[Task to carry out]: Filter the listing and keep only the lines with the word "stakeholders".

* Start Provided entries *

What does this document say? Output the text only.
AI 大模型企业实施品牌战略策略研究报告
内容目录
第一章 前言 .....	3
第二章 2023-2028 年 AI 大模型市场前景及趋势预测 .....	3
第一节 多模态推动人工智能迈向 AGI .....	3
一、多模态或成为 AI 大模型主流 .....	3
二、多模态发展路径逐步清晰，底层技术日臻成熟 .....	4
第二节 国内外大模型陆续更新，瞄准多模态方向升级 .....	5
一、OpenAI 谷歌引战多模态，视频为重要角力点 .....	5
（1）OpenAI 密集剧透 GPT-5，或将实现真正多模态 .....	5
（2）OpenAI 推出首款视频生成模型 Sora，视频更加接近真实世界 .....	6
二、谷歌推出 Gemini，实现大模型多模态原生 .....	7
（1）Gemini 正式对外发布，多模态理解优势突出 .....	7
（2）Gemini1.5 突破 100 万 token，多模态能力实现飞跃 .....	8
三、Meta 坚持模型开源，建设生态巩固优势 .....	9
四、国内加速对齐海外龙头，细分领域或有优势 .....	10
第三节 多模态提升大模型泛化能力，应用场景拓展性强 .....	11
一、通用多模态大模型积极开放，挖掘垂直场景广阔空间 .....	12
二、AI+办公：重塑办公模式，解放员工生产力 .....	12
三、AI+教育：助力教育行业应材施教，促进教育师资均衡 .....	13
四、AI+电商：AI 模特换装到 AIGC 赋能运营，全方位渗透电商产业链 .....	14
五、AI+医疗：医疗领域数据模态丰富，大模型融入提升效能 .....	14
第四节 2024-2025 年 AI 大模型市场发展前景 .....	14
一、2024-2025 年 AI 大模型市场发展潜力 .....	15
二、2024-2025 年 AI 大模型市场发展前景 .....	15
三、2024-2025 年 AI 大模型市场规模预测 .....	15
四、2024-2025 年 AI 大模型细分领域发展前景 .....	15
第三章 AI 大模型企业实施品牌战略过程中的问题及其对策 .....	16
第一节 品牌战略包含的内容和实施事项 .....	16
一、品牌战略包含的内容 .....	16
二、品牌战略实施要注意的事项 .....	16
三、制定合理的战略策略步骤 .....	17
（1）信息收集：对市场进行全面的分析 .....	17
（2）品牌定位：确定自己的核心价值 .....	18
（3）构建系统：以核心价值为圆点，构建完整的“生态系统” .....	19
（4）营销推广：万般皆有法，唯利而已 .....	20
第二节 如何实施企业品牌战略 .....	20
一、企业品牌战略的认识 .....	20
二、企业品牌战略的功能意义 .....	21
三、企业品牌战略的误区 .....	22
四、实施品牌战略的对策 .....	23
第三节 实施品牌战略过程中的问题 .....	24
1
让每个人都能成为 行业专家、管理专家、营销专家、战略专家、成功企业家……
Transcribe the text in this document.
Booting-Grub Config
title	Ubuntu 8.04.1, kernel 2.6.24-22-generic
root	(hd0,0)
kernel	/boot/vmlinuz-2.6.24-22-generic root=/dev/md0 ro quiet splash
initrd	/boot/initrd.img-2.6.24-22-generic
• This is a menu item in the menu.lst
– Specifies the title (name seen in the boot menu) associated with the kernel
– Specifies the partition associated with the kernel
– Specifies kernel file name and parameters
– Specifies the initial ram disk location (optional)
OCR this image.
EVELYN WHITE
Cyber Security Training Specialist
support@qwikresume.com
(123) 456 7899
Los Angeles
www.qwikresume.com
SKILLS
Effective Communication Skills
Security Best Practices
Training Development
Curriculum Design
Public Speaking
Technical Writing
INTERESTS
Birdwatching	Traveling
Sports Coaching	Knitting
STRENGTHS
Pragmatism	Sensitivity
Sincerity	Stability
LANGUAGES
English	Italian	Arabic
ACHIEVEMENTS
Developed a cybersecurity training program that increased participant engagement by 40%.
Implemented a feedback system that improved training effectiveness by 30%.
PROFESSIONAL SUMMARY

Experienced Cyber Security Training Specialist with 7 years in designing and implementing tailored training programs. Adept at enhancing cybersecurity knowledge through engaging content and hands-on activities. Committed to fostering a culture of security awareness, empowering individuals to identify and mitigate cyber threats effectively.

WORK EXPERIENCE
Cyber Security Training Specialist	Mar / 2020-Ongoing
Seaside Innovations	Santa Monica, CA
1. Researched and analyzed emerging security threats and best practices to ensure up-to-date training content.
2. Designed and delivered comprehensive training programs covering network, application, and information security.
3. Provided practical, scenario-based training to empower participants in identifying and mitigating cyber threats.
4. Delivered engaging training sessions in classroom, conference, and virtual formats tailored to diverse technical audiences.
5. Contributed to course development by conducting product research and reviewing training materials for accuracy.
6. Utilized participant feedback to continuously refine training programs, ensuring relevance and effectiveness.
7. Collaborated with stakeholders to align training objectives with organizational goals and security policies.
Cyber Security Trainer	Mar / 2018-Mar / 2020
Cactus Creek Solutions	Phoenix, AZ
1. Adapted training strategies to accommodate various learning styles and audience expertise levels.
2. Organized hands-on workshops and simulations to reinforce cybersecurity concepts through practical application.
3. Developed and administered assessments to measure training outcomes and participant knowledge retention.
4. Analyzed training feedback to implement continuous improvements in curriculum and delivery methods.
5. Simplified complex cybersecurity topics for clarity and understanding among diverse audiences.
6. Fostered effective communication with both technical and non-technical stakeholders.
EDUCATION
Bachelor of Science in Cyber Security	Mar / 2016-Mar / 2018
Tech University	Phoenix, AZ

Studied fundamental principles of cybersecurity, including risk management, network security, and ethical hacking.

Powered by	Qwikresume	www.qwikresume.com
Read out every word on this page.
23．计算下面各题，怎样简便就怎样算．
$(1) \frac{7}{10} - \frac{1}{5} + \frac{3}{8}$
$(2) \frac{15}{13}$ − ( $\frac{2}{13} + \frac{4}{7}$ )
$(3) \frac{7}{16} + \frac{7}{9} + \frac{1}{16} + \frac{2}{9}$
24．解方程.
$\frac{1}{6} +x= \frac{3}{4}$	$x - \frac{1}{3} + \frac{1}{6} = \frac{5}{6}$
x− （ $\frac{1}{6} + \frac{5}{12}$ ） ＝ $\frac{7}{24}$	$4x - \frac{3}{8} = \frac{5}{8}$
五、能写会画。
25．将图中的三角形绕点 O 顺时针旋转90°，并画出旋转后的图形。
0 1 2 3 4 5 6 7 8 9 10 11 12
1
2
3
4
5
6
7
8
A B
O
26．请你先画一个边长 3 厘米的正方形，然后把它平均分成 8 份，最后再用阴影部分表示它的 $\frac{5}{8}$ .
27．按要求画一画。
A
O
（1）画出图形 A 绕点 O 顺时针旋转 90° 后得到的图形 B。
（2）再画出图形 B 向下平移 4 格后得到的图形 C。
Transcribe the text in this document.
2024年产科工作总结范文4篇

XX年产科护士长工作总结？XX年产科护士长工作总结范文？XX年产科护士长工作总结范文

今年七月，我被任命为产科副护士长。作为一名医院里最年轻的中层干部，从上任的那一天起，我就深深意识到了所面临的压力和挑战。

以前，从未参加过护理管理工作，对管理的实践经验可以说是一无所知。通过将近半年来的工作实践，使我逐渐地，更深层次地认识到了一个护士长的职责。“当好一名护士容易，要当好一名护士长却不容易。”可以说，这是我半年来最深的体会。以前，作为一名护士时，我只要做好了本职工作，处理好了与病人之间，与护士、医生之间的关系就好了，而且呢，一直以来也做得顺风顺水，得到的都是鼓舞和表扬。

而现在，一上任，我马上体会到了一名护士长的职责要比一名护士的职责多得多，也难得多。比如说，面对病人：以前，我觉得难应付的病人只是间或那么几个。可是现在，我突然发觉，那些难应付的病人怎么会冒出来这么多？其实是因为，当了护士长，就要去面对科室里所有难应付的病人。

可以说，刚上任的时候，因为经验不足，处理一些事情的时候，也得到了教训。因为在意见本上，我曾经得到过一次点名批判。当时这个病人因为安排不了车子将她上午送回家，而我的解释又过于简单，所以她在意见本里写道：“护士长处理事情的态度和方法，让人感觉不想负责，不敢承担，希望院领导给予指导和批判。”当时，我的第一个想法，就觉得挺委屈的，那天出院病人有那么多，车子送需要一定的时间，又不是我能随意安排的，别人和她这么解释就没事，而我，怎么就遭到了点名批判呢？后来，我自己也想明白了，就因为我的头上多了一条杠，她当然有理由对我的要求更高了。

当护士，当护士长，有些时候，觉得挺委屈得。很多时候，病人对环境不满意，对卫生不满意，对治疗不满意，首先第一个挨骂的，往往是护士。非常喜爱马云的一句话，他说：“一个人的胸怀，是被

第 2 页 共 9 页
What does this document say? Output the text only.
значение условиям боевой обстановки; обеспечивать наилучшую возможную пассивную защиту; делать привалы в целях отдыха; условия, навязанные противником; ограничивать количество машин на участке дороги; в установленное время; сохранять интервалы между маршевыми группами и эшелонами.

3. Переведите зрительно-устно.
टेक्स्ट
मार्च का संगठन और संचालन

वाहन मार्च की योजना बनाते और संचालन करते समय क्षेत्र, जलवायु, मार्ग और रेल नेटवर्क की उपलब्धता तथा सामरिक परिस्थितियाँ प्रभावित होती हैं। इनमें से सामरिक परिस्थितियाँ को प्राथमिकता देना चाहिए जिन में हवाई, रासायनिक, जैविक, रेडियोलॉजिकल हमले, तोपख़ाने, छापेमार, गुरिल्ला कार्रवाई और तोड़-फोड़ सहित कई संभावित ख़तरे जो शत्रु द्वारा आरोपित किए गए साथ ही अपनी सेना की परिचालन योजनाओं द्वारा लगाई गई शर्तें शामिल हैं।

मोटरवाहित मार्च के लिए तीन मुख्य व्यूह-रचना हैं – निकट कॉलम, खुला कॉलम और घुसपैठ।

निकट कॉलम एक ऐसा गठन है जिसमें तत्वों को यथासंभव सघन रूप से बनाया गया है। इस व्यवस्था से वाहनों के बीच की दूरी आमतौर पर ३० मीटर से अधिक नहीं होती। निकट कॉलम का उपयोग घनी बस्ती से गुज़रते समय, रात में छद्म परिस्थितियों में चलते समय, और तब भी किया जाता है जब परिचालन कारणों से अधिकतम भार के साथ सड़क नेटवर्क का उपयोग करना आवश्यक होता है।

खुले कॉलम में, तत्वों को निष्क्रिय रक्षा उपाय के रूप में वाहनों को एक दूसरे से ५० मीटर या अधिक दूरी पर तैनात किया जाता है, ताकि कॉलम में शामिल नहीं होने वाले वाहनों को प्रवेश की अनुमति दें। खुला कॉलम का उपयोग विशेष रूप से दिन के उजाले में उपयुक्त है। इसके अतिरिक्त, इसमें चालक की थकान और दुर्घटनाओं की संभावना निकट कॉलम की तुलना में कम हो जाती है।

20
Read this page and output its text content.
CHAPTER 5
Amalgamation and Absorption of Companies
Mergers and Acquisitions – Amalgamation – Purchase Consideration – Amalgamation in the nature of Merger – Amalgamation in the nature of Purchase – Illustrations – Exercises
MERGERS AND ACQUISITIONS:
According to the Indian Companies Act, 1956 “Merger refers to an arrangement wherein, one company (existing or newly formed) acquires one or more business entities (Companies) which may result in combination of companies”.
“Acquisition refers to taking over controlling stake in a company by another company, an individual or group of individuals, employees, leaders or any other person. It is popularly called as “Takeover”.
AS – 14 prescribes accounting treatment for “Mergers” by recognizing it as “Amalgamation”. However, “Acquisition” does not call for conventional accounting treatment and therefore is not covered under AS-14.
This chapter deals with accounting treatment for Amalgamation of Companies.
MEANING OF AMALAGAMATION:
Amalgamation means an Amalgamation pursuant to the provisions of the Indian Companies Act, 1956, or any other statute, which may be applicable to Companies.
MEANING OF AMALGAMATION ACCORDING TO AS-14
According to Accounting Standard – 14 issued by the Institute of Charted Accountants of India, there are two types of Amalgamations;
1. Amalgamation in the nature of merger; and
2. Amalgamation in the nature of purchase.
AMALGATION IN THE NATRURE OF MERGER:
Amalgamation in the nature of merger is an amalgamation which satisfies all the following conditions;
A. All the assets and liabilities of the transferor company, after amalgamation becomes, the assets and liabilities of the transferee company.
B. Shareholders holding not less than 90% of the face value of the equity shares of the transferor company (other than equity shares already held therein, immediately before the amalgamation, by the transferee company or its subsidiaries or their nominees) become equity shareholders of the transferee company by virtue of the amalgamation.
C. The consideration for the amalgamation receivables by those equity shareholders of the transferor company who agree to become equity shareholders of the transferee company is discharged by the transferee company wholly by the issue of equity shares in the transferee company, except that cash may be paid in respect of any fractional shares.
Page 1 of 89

* End Provided entries *

[Problem solution]:
7. Collaborated with stakeholders to align training objectives with organizational goals and security policies.
6. Fostered effective communication with both technical and non-technical stakeholders.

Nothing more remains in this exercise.